> **Brief**: In your copy, repeat the records exactly and leave out the pictures.

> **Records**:

------------------------------------------------------------------------

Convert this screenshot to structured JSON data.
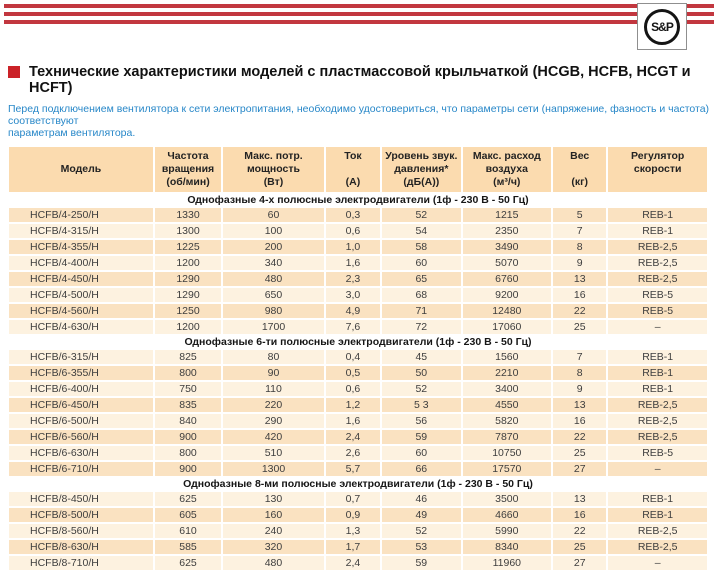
{
  "logo": {
    "text": "S&P"
  },
  "header": {
    "title": "Технические характеристики моделей с пластмассовой крыльчаткой (HCGB, HCFB, HCGT и HCFT)",
    "note_line1": "Перед подключением вентилятора к сети электропитания, необходимо удостовериться, что параметры сети (напряжение, фазность и частота) соответствуют",
    "note_line2": "параметрам вентилятора."
  },
  "colors": {
    "stripe": "#C2373F",
    "accent_red": "#CB2228",
    "note_blue": "#2787C8",
    "header_bg": "#FBDBAF",
    "row_dark": "#FAE2C1",
    "row_light": "#FDF2E0"
  },
  "table": {
    "columns": [
      {
        "lines": [
          "Модель"
        ]
      },
      {
        "lines": [
          "Частота",
          "вращения",
          "(об/мин)"
        ]
      },
      {
        "lines": [
          "Макс. потр.",
          "мощность",
          "(Вт)"
        ]
      },
      {
        "lines": [
          "Ток",
          "",
          "(А)"
        ]
      },
      {
        "lines": [
          "Уровень звук.",
          "давления*",
          "(дБ(А))"
        ]
      },
      {
        "lines": [
          "Макс. расход",
          "воздуха",
          "(м³/ч)"
        ]
      },
      {
        "lines": [
          "Вес",
          "",
          "(кг)"
        ]
      },
      {
        "lines": [
          "Регулятор",
          "скорости"
        ]
      }
    ],
    "sections": [
      {
        "title": "Однофазные 4-х полюсные электродвигатели (1ф - 230 В - 50 Гц)",
        "zebra_start": "dark",
        "rows": [
          [
            "HCFB/4-250/H",
            "1330",
            "60",
            "0,3",
            "52",
            "1215",
            "5",
            "REB-1"
          ],
          [
            "HCFB/4-315/H",
            "1300",
            "100",
            "0,6",
            "54",
            "2350",
            "7",
            "REB-1"
          ],
          [
            "HCFB/4-355/H",
            "1225",
            "200",
            "1,0",
            "58",
            "3490",
            "8",
            "REB-2,5"
          ],
          [
            "HCFB/4-400/H",
            "1200",
            "340",
            "1,6",
            "60",
            "5070",
            "9",
            "REB-2,5"
          ],
          [
            "HCFB/4-450/H",
            "1290",
            "480",
            "2,3",
            "65",
            "6760",
            "13",
            "REB-2,5"
          ],
          [
            "HCFB/4-500/H",
            "1290",
            "650",
            "3,0",
            "68",
            "9200",
            "16",
            "REB-5"
          ],
          [
            "HCFB/4-560/H",
            "1250",
            "980",
            "4,9",
            "71",
            "12480",
            "22",
            "REB-5"
          ],
          [
            "HCFB/4-630/H",
            "1200",
            "1700",
            "7,6",
            "72",
            "17060",
            "25",
            "–"
          ]
        ]
      },
      {
        "title": "Однофазные 6-ти полюсные электродвигатели (1ф - 230 В - 50 Гц)",
        "zebra_start": "light",
        "rows": [
          [
            "HCFB/6-315/H",
            "825",
            "80",
            "0,4",
            "45",
            "1560",
            "7",
            "REB-1"
          ],
          [
            "HCFB/6-355/H",
            "800",
            "90",
            "0,5",
            "50",
            "2210",
            "8",
            "REB-1"
          ],
          [
            "HCFB/6-400/H",
            "750",
            "110",
            "0,6",
            "52",
            "3400",
            "9",
            "REB-1"
          ],
          [
            "HCFB/6-450/H",
            "835",
            "220",
            "1,2",
            "5 3",
            "4550",
            "13",
            "REB-2,5"
          ],
          [
            "HCFB/6-500/H",
            "840",
            "290",
            "1,6",
            "56",
            "5820",
            "16",
            "REB-2,5"
          ],
          [
            "HCFB/6-560/H",
            "900",
            "420",
            "2,4",
            "59",
            "7870",
            "22",
            "REB-2,5"
          ],
          [
            "HCFB/6-630/H",
            "800",
            "510",
            "2,6",
            "60",
            "10750",
            "25",
            "REB-5"
          ],
          [
            "HCFB/6-710/H",
            "900",
            "1300",
            "5,7",
            "66",
            "17570",
            "27",
            "–"
          ]
        ]
      },
      {
        "title": "Однофазные 8-ми полюсные электродвигатели (1ф - 230 В - 50 Гц)",
        "zebra_start": "light",
        "rows": [
          [
            "HCFB/8-450/H",
            "625",
            "130",
            "0,7",
            "46",
            "3500",
            "13",
            "REB-1"
          ],
          [
            "HCFB/8-500/H",
            "605",
            "160",
            "0,9",
            "49",
            "4660",
            "16",
            "REB-1"
          ],
          [
            "HCFB/8-560/H",
            "610",
            "240",
            "1,3",
            "52",
            "5990",
            "22",
            "REB-2,5"
          ],
          [
            "HCFB/8-630/H",
            "585",
            "320",
            "1,7",
            "53",
            "8340",
            "25",
            "REB-2,5"
          ],
          [
            "HCFB/8-710/H",
            "625",
            "480",
            "2,4",
            "59",
            "11960",
            "27",
            "–"
          ]
        ]
      }
    ]
  }
}
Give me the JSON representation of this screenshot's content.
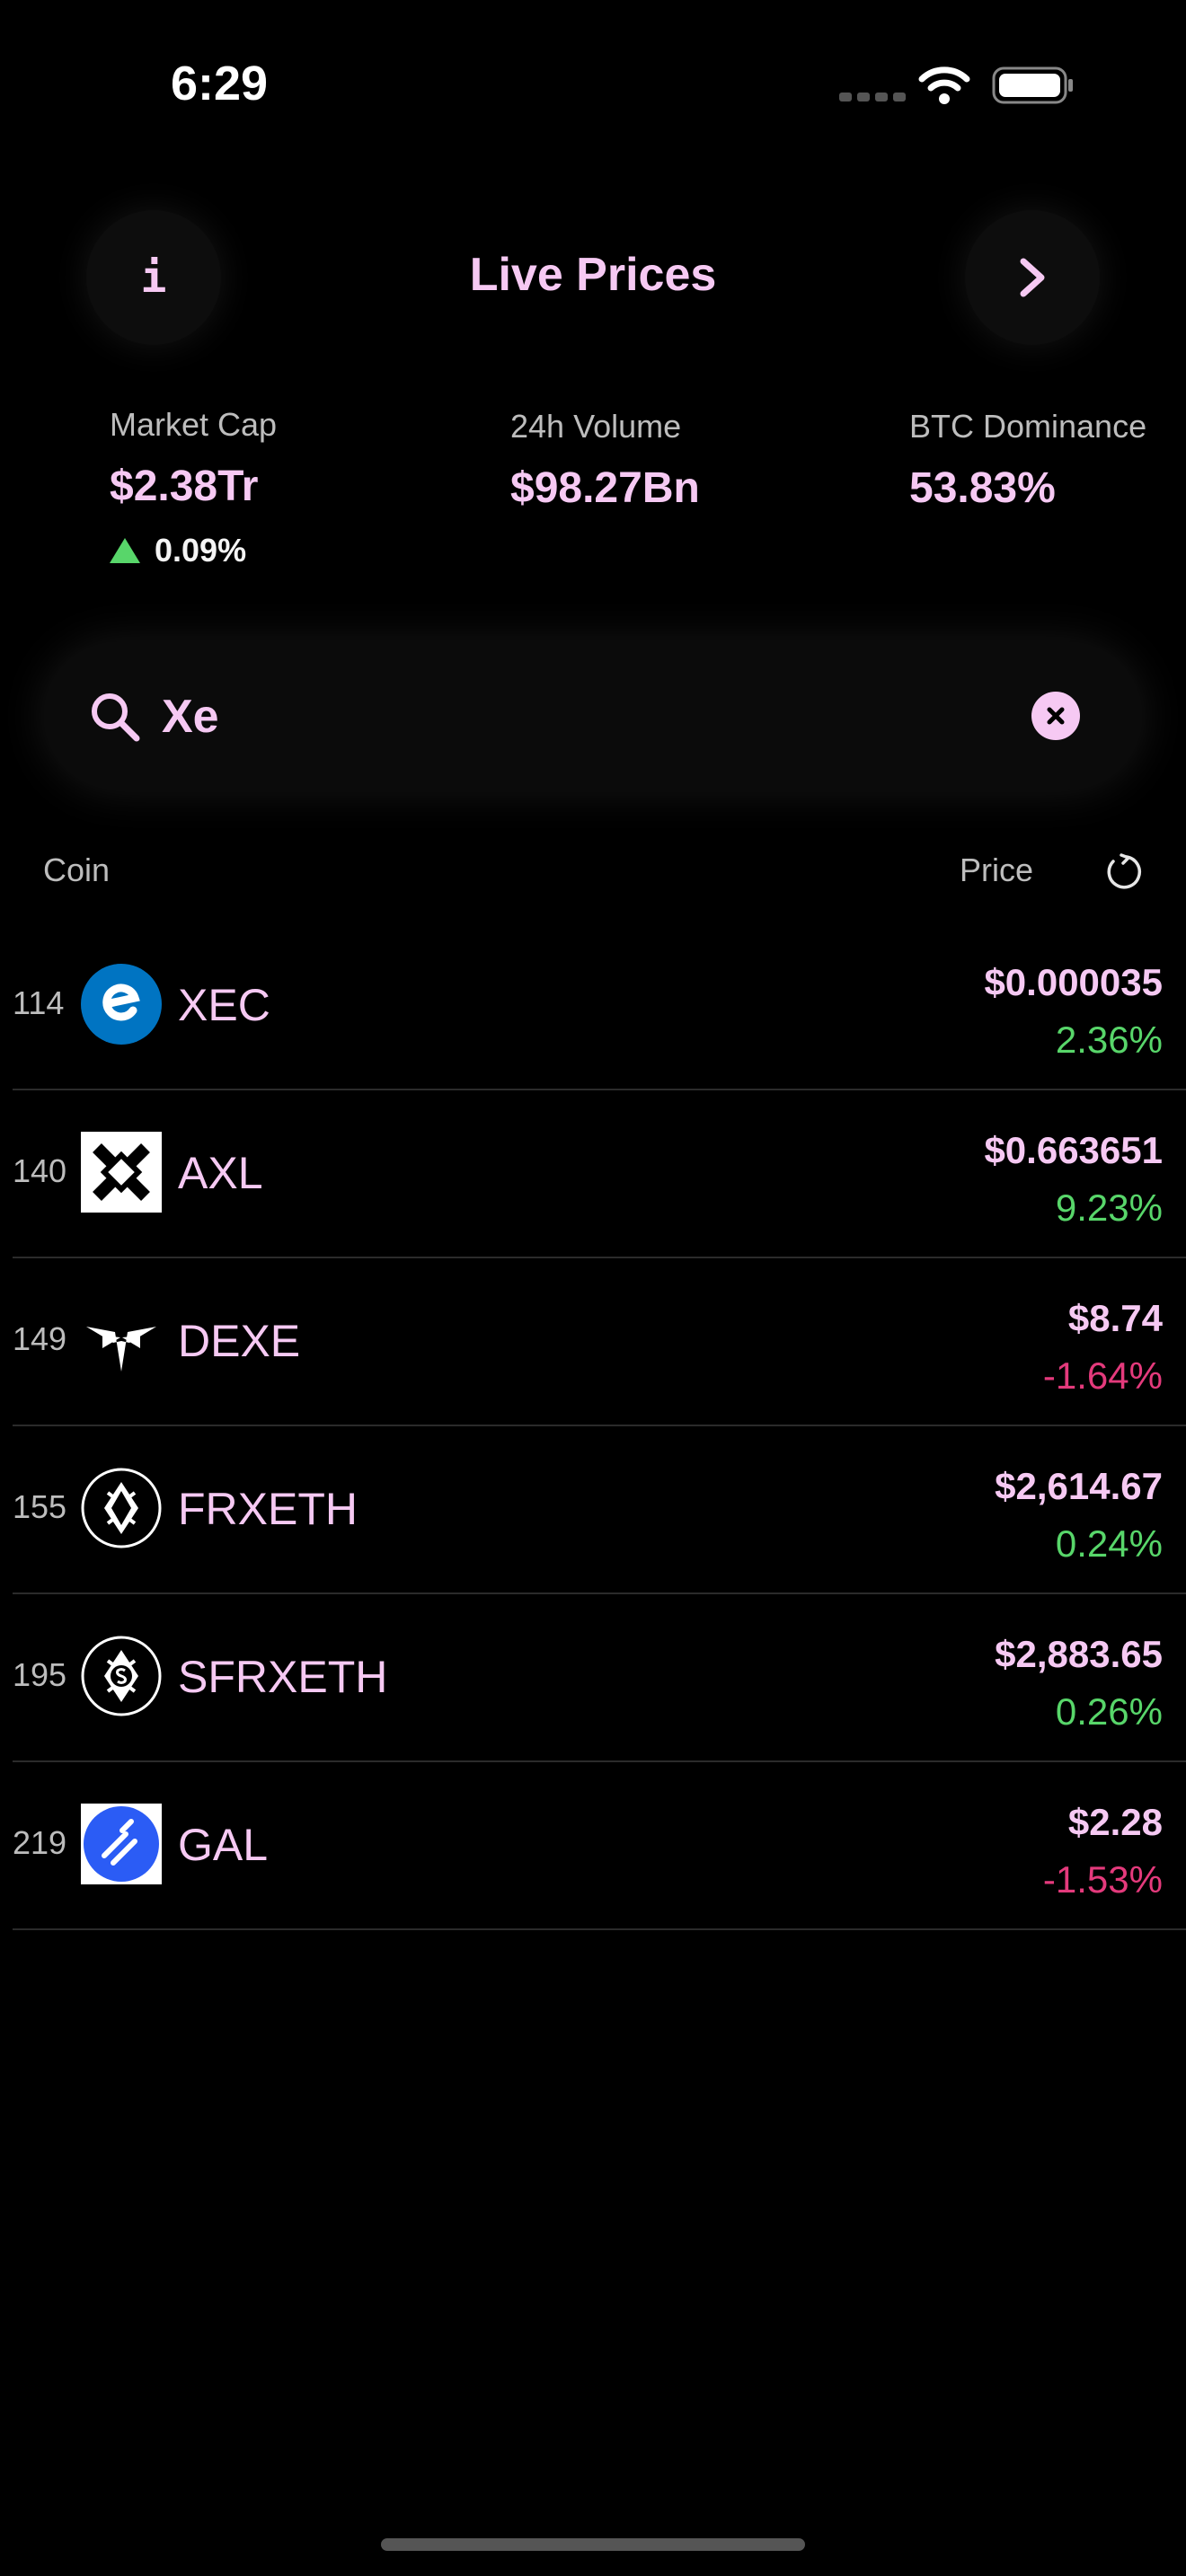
{
  "status_bar": {
    "time": "6:29"
  },
  "header": {
    "title": "Live Prices",
    "info_icon": "i"
  },
  "stats": {
    "market_cap": {
      "label": "Market Cap",
      "value": "$2.38Tr",
      "change": "0.09%",
      "direction": "up"
    },
    "volume": {
      "label": "24h Volume",
      "value": "$98.27Bn"
    },
    "dominance": {
      "label": "BTC Dominance",
      "value": "53.83%"
    }
  },
  "search": {
    "value": "Xe"
  },
  "list_header": {
    "coin": "Coin",
    "price": "Price"
  },
  "coins": [
    {
      "rank": "114",
      "symbol": "XEC",
      "price": "$0.000035",
      "change": "2.36%",
      "direction": "up",
      "icon": "ecash-icon"
    },
    {
      "rank": "140",
      "symbol": "AXL",
      "price": "$0.663651",
      "change": "9.23%",
      "direction": "up",
      "icon": "axelar-icon"
    },
    {
      "rank": "149",
      "symbol": "DEXE",
      "price": "$8.74",
      "change": "-1.64%",
      "direction": "down",
      "icon": "dexe-icon"
    },
    {
      "rank": "155",
      "symbol": "FRXETH",
      "price": "$2,614.67",
      "change": "0.24%",
      "direction": "up",
      "icon": "frxeth-icon"
    },
    {
      "rank": "195",
      "symbol": "SFRXETH",
      "price": "$2,883.65",
      "change": "0.26%",
      "direction": "up",
      "icon": "sfrxeth-icon"
    },
    {
      "rank": "219",
      "symbol": "GAL",
      "price": "$2.28",
      "change": "-1.53%",
      "direction": "down",
      "icon": "galxe-icon"
    }
  ],
  "colors": {
    "accent": "#f6c9f3",
    "positive": "#58d66a",
    "negative": "#e43a7c",
    "background": "#000000"
  }
}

------------------------------------------------------------------------

> **Solved problem**:
Convert this screenshot to structured JSON data.
{
  "logo": {
    "text": "S&P"
  },
  "header": {
    "title": "Технические характеристики моделей с пластмассовой крыльчаткой (HCGB, HCFB, HCGT и HCFT)",
    "note_line1": "Перед подключением вентилятора к сети электропитания, необходимо удостовериться, что параметры сети (напряжение, фазность и частота) соответствуют",
    "note_line2": "параметрам вентилятора."
  },
  "colors": {
    "stripe": "#C2373F",
    "accent_red": "#CB2228",
    "note_blue": "#2787C8",
    "header_bg": "#FBDBAF",
    "row_dark": "#FAE2C1",
    "row_light": "#FDF2E0"
  },
  "table": {
    "columns": [
      {
        "lines": [
          "Модель"
        ]
      },
      {
        "lines": [
          "Частота",
          "вращения",
          "(об/мин)"
        ]
      },
      {
        "lines": [
          "Макс. потр.",
          "мощность",
          "(Вт)"
        ]
      },
      {
        "lines": [
          "Ток",
          "",
          "(А)"
        ]
      },
      {
        "lines": [
          "Уровень звук.",
          "давления*",
          "(дБ(А))"
        ]
      },
      {
        "lines": [
          "Макс. расход",
          "воздуха",
          "(м³/ч)"
        ]
      },
      {
        "lines": [
          "Вес",
          "",
          "(кг)"
        ]
      },
      {
        "lines": [
          "Регулятор",
          "скорости"
        ]
      }
    ],
    "sections": [
      {
        "title": "Однофазные 4-х полюсные электродвигатели (1ф - 230 В - 50 Гц)",
        "zebra_start": "dark",
        "rows": [
          [
            "HCFB/4-250/H",
            "1330",
            "60",
            "0,3",
            "52",
            "1215",
            "5",
            "REB-1"
          ],
          [
            "HCFB/4-315/H",
            "1300",
            "100",
            "0,6",
            "54",
            "2350",
            "7",
            "REB-1"
          ],
          [
            "HCFB/4-355/H",
            "1225",
            "200",
            "1,0",
            "58",
            "3490",
            "8",
            "REB-2,5"
          ],
          [
            "HCFB/4-400/H",
            "1200",
            "340",
            "1,6",
            "60",
            "5070",
            "9",
            "REB-2,5"
          ],
          [
            "HCFB/4-450/H",
            "1290",
            "480",
            "2,3",
            "65",
            "6760",
            "13",
            "REB-2,5"
          ],
          [
            "HCFB/4-500/H",
            "1290",
            "650",
            "3,0",
            "68",
            "9200",
            "16",
            "REB-5"
          ],
          [
            "HCFB/4-560/H",
            "1250",
            "980",
            "4,9",
            "71",
            "12480",
            "22",
            "REB-5"
          ],
          [
            "HCFB/4-630/H",
            "1200",
            "1700",
            "7,6",
            "72",
            "17060",
            "25",
            "–"
          ]
        ]
      },
      {
        "title": "Однофазные 6-ти полюсные электродвигатели (1ф - 230 В - 50 Гц)",
        "zebra_start": "light",
        "rows": [
          [
            "HCFB/6-315/H",
            "825",
            "80",
            "0,4",
            "45",
            "1560",
            "7",
            "REB-1"
          ],
          [
            "HCFB/6-355/H",
            "800",
            "90",
            "0,5",
            "50",
            "2210",
            "8",
            "REB-1"
          ],
          [
            "HCFB/6-400/H",
            "750",
            "110",
            "0,6",
            "52",
            "3400",
            "9",
            "REB-1"
          ],
          [
            "HCFB/6-450/H",
            "835",
            "220",
            "1,2",
            "5 3",
            "4550",
            "13",
            "REB-2,5"
          ],
          [
            "HCFB/6-500/H",
            "840",
            "290",
            "1,6",
            "56",
            "5820",
            "16",
            "REB-2,5"
          ],
          [
            "HCFB/6-560/H",
            "900",
            "420",
            "2,4",
            "59",
            "7870",
            "22",
            "REB-2,5"
          ],
          [
            "HCFB/6-630/H",
            "800",
            "510",
            "2,6",
            "60",
            "10750",
            "25",
            "REB-5"
          ],
          [
            "HCFB/6-710/H",
            "900",
            "1300",
            "5,7",
            "66",
            "17570",
            "27",
            "–"
          ]
        ]
      },
      {
        "title": "Однофазные 8-ми полюсные электродвигатели (1ф - 230 В - 50 Гц)",
        "zebra_start": "light",
        "rows": [
          [
            "HCFB/8-450/H",
            "625",
            "130",
            "0,7",
            "46",
            "3500",
            "13",
            "REB-1"
          ],
          [
            "HCFB/8-500/H",
            "605",
            "160",
            "0,9",
            "49",
            "4660",
            "16",
            "REB-1"
          ],
          [
            "HCFB/8-560/H",
            "610",
            "240",
            "1,3",
            "52",
            "5990",
            "22",
            "REB-2,5"
          ],
          [
            "HCFB/8-630/H",
            "585",
            "320",
            "1,7",
            "53",
            "8340",
            "25",
            "REB-2,5"
          ],
          [
            "HCFB/8-710/H",
            "625",
            "480",
            "2,4",
            "59",
            "11960",
            "27",
            "–"
          ]
        ]
      }
    ]
  }
}
Give me the JSON representation of this screenshot's content.
{
  "status_bar": {
    "time": "6:29"
  },
  "header": {
    "title": "Live Prices",
    "info_icon": "i"
  },
  "stats": {
    "market_cap": {
      "label": "Market Cap",
      "value": "$2.38Tr",
      "change": "0.09%",
      "direction": "up"
    },
    "volume": {
      "label": "24h Volume",
      "value": "$98.27Bn"
    },
    "dominance": {
      "label": "BTC Dominance",
      "value": "53.83%"
    }
  },
  "search": {
    "value": "Xe"
  },
  "list_header": {
    "coin": "Coin",
    "price": "Price"
  },
  "coins": [
    {
      "rank": "114",
      "symbol": "XEC",
      "price": "$0.000035",
      "change": "2.36%",
      "direction": "up",
      "icon": "ecash-icon"
    },
    {
      "rank": "140",
      "symbol": "AXL",
      "price": "$0.663651",
      "change": "9.23%",
      "direction": "up",
      "icon": "axelar-icon"
    },
    {
      "rank": "149",
      "symbol": "DEXE",
      "price": "$8.74",
      "change": "-1.64%",
      "direction": "down",
      "icon": "dexe-icon"
    },
    {
      "rank": "155",
      "symbol": "FRXETH",
      "price": "$2,614.67",
      "change": "0.24%",
      "direction": "up",
      "icon": "frxeth-icon"
    },
    {
      "rank": "195",
      "symbol": "SFRXETH",
      "price": "$2,883.65",
      "change": "0.26%",
      "direction": "up",
      "icon": "sfrxeth-icon"
    },
    {
      "rank": "219",
      "symbol": "GAL",
      "price": "$2.28",
      "change": "-1.53%",
      "direction": "down",
      "icon": "galxe-icon"
    }
  ],
  "colors": {
    "accent": "#f6c9f3",
    "positive": "#58d66a",
    "negative": "#e43a7c",
    "background": "#000000"
  }
}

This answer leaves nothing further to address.